Document excerpt:

--- Start ---

Palestinian prisoner leader and representative of the Popular Front for the Liberation of Palestine Kamil Abu Hanish will be released from isolation and returned to the general prison population early next week, Palestinian prisoners announced on Monday, 9 January. The agreement came only hours after Abu Hanish announced that he would begin an open hunger strike for his release from isolation.
The PFLP prison branch had earlier announced that it would begin protest steps if Abu Hanish was not released from isolation. It was agreed through a series of negotiations with the prison administration that Abu Hanish will be released from isolation early next week. Handala Center for Prisoners and Ex-Prisoners said that this “confirms the importance and the impact of the collective battles of the will waged by the prisoners against the prison service, forcing the occupation to accept the demands of the prisoners.”

--- End ---

Data section:
--- Start ---

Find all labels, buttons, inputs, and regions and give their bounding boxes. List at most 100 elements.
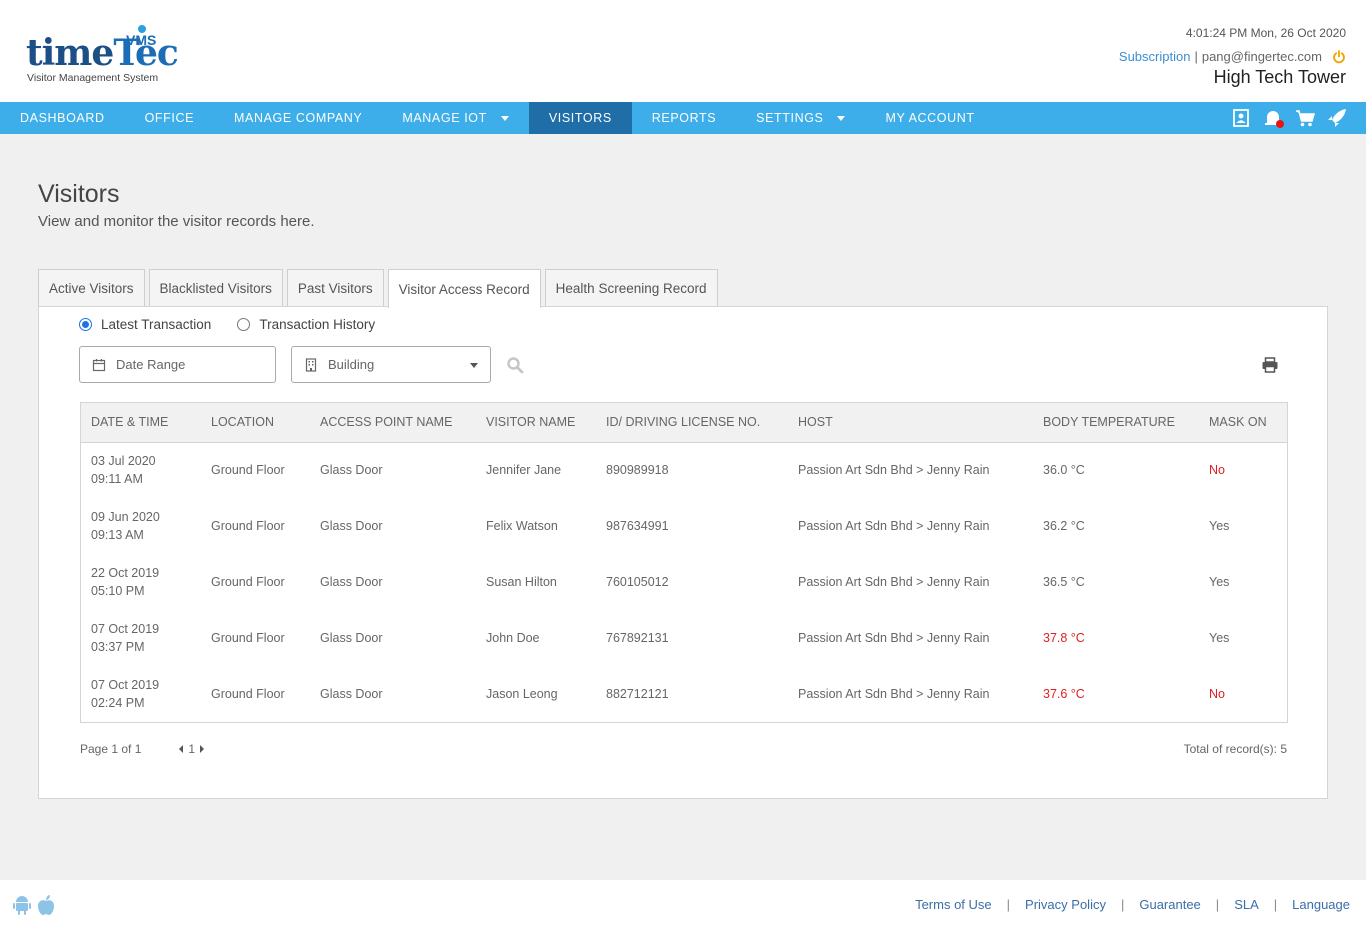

--- End ---

In the report on Kamil Abu Hanish, write out the passage starting at "Palestinian prisoner leader" and ending at "release from isolation.", swapping "isolation" for "solitary confinement".

Solution below:
Palestinian prisoner leader and representative of the Popular Front for the Liberation of Palestine Kamil Abu Hanish will be released from solitary confinement and returned to the general prison population early next week, Palestinian prisoners announced on Monday, 9 January. The agreement came only hours after Abu Hanish announced that he would begin an open hunger strike for his release from solitary confinement.